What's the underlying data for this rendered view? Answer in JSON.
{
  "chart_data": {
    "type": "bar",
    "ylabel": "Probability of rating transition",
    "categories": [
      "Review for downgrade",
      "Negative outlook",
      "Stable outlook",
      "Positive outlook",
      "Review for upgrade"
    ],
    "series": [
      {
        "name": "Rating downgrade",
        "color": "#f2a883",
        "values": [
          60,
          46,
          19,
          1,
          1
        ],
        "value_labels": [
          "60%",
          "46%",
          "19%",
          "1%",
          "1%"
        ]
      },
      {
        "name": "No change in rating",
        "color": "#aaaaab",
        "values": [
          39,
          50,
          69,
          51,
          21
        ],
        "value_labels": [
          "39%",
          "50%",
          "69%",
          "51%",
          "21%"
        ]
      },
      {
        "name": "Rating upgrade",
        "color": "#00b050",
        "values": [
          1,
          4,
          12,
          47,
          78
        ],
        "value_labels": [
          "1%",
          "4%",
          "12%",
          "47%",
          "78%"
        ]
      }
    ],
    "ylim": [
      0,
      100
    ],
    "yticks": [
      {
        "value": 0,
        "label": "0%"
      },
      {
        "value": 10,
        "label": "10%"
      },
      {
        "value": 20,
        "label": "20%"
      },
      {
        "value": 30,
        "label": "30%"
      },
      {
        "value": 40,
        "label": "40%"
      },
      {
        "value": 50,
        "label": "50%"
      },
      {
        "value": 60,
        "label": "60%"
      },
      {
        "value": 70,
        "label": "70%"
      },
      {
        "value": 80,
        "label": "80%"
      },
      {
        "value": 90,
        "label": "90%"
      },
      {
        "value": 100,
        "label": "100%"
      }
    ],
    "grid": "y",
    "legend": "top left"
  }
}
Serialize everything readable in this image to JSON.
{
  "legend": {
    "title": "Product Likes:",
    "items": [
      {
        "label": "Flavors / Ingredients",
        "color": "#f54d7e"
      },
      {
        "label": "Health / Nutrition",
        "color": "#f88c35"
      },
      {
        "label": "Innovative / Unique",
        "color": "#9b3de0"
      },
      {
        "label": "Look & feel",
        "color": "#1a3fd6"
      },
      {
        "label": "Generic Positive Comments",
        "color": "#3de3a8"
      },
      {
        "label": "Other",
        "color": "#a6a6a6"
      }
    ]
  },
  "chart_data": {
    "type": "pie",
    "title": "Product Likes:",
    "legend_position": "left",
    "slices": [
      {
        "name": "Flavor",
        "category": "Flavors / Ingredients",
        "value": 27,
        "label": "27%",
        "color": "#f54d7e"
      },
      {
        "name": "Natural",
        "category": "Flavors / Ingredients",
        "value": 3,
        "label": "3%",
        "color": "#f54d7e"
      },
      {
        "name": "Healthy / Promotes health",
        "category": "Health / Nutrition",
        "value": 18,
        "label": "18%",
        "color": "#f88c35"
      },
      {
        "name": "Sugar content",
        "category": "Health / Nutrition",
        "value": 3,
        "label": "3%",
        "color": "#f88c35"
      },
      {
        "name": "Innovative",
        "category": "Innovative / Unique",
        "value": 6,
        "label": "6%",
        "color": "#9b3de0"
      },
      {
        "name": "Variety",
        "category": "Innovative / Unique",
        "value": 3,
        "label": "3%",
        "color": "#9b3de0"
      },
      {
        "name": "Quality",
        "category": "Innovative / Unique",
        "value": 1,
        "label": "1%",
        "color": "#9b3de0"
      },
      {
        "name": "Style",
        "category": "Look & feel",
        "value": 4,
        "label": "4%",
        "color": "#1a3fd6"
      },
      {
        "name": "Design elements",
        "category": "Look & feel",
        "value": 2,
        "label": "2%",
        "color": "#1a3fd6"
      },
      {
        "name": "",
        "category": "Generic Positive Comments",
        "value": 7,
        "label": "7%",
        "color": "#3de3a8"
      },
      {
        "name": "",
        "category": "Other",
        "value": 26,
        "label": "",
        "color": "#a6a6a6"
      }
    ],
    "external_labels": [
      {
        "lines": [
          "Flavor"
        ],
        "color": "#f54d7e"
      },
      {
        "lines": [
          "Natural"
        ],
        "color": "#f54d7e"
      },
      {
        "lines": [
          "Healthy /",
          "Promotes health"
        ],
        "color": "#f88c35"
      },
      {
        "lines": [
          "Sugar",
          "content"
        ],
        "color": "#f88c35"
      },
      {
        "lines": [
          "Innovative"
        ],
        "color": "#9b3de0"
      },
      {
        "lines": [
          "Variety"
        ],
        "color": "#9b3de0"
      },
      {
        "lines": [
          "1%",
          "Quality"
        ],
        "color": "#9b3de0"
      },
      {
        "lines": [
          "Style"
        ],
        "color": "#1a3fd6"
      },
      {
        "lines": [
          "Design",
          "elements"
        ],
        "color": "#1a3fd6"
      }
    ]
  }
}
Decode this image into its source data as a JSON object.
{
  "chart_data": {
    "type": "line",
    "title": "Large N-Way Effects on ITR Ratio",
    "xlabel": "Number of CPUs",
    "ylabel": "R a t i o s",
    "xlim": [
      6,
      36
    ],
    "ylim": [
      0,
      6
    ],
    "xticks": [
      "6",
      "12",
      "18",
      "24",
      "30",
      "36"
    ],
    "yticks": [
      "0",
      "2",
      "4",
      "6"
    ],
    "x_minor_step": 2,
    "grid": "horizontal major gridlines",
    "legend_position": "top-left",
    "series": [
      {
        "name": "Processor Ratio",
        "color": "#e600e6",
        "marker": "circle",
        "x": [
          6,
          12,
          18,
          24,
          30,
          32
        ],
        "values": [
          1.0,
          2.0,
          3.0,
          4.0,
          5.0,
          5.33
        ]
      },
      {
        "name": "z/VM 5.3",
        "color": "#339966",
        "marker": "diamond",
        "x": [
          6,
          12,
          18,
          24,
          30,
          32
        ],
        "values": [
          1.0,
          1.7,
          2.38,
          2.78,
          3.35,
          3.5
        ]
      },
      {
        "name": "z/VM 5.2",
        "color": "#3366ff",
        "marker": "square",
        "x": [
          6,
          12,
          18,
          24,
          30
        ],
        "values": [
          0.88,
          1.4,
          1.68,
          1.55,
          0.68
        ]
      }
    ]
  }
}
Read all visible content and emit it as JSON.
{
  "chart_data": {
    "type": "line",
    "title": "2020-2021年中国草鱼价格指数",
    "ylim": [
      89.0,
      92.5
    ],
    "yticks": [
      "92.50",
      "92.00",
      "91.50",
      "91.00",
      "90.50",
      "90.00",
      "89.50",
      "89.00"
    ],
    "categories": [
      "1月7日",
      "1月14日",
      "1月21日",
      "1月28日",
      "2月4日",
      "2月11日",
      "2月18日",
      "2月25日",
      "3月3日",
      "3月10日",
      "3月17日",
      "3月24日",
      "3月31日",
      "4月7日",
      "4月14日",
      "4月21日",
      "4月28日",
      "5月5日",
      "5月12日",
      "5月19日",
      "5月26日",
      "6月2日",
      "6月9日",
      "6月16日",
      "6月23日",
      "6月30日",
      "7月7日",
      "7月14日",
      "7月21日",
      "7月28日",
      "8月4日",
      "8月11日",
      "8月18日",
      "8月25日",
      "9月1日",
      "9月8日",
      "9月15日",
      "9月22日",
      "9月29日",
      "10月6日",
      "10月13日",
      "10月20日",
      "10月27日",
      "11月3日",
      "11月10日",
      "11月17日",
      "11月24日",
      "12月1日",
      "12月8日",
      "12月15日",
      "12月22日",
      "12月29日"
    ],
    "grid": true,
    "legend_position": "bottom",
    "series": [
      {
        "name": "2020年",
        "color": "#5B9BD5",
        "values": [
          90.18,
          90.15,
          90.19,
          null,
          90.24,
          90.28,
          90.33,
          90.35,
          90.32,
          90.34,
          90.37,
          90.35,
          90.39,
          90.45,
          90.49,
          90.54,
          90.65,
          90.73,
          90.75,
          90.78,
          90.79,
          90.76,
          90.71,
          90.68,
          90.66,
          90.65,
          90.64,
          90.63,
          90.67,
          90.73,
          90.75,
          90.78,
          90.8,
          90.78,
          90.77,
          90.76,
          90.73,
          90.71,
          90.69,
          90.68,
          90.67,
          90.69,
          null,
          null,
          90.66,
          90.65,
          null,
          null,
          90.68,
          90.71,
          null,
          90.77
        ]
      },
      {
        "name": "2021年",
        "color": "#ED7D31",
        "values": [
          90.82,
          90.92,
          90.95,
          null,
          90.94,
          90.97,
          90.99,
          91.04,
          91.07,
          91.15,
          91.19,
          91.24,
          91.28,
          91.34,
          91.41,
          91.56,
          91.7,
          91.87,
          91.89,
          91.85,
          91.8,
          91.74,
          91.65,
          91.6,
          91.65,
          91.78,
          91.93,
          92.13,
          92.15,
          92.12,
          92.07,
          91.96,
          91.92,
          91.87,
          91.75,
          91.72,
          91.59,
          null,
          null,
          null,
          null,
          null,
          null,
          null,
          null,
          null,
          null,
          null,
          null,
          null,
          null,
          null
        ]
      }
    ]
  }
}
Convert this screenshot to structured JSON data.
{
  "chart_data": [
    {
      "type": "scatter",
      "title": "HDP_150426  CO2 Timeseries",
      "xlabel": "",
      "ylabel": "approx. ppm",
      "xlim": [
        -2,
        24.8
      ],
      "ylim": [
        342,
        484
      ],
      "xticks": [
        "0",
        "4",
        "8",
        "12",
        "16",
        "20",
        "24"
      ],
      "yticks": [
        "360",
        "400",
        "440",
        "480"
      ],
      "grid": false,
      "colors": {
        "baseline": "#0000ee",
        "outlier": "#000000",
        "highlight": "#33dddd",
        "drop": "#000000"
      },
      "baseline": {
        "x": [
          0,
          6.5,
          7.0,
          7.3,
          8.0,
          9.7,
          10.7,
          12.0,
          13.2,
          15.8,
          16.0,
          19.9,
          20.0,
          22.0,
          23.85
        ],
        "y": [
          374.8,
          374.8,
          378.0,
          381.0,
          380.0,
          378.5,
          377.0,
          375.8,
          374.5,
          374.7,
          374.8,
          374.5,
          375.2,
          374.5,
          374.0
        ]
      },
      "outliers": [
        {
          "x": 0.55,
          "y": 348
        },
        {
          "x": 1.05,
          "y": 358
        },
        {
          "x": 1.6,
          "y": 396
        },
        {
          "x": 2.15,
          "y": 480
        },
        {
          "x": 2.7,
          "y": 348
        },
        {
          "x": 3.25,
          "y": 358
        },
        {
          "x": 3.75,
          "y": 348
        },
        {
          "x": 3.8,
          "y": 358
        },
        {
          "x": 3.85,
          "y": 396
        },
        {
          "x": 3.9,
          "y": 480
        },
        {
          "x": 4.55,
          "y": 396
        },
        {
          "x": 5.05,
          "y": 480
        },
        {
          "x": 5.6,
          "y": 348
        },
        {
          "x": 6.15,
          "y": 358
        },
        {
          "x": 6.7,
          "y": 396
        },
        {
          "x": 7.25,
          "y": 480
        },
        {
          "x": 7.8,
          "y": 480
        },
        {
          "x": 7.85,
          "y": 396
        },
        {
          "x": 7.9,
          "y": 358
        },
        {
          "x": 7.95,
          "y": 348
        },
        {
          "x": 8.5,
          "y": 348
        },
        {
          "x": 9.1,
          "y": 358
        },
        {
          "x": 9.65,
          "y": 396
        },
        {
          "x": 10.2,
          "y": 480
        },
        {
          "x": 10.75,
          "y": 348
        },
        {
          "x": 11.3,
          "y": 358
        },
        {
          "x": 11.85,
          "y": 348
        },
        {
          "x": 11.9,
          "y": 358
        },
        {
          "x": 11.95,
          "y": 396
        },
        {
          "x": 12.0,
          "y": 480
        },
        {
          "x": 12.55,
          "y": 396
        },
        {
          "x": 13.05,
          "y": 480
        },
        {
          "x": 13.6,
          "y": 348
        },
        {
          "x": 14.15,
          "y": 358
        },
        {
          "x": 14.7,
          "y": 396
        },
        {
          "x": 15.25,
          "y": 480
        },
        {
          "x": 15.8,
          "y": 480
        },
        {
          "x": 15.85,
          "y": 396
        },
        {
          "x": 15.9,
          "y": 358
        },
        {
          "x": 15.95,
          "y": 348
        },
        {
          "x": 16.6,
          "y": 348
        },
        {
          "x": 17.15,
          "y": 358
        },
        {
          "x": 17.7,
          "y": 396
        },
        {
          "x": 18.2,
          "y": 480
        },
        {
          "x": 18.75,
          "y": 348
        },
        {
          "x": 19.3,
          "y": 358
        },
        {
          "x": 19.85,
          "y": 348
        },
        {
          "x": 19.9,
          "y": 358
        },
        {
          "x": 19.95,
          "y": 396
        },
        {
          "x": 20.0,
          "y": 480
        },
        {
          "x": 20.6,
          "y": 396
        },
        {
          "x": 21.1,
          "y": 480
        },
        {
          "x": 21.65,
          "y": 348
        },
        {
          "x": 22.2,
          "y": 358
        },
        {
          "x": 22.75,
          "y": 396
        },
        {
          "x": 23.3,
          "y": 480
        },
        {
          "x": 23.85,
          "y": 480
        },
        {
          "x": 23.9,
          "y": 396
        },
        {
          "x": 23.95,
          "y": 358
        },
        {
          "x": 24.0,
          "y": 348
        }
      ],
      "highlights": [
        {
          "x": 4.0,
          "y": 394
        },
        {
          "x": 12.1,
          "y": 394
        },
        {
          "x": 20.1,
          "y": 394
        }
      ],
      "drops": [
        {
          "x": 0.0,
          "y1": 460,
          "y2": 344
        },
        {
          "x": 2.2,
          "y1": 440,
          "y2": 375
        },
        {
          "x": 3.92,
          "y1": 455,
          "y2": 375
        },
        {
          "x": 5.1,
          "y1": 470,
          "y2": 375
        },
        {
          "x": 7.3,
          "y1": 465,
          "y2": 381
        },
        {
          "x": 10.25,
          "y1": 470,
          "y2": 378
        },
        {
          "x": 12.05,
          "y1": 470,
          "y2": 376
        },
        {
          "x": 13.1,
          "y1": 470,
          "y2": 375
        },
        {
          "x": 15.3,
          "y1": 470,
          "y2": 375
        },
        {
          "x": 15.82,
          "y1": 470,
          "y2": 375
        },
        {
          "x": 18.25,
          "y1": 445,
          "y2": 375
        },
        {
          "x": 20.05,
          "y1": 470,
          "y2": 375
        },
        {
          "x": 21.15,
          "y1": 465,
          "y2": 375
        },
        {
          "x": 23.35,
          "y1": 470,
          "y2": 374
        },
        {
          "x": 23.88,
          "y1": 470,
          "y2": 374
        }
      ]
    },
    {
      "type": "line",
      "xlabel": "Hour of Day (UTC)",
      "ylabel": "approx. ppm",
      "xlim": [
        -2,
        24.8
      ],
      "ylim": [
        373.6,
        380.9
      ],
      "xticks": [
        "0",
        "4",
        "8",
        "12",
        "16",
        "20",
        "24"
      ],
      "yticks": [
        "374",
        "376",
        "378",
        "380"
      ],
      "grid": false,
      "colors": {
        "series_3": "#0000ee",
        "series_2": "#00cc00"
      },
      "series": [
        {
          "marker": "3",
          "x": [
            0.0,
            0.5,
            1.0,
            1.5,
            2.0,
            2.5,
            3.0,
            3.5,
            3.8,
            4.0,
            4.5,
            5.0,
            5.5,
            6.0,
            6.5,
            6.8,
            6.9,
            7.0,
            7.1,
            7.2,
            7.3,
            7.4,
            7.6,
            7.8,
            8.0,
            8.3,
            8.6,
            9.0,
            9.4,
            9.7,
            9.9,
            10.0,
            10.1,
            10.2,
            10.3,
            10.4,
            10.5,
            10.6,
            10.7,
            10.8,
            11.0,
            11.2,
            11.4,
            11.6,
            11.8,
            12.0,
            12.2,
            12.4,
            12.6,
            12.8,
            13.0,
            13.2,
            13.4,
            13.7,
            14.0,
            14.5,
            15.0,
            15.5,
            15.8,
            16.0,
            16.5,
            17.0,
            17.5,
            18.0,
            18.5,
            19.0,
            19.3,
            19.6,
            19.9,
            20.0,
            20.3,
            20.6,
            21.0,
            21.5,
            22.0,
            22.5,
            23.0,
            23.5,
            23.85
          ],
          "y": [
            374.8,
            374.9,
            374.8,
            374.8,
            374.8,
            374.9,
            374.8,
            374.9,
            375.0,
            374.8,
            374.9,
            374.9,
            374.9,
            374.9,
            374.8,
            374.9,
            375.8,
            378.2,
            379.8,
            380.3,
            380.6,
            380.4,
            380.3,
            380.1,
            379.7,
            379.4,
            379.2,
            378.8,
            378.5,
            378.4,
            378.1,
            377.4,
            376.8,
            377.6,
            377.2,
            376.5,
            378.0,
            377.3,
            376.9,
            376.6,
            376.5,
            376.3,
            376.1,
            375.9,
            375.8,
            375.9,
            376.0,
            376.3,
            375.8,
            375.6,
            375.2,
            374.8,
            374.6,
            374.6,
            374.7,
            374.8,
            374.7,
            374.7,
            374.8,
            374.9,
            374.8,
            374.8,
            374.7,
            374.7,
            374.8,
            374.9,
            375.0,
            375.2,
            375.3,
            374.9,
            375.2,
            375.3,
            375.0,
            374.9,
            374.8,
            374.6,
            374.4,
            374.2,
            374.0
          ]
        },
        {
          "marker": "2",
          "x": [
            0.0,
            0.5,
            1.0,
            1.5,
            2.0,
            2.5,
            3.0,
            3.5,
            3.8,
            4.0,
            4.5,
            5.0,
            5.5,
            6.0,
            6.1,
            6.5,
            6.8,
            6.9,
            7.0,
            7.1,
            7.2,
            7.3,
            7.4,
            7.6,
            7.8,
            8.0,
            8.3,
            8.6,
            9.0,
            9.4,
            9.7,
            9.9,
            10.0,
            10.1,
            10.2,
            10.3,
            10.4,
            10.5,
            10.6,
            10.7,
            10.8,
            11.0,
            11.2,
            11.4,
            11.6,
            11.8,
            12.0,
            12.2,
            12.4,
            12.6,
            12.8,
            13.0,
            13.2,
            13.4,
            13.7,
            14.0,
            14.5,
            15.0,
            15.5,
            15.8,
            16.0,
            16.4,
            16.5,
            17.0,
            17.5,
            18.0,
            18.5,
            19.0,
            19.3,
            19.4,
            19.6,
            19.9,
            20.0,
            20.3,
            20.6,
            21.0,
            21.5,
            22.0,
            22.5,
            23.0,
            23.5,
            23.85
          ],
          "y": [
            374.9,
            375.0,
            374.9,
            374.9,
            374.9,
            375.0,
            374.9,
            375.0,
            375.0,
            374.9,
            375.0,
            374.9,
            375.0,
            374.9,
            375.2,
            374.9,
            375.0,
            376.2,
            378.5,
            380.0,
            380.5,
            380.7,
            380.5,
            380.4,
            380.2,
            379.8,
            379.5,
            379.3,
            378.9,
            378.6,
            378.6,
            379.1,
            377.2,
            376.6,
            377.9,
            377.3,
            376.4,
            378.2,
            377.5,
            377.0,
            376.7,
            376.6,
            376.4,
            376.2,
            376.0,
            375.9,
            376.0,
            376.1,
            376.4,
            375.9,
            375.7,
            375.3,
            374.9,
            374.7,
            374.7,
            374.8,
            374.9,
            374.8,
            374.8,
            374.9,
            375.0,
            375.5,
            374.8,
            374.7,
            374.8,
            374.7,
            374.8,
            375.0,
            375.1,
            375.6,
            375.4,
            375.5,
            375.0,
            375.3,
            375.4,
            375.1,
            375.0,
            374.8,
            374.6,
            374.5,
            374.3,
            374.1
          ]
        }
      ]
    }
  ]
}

○ ○ ○ ○ ○ ○ ○

_Task to carry out_
Read through the data and copy every line where "Ratio" shows up.

_Exercise answer_
    "title": "Large N-Way Effects on ITR Ratio",
        "name": "Processor Ratio",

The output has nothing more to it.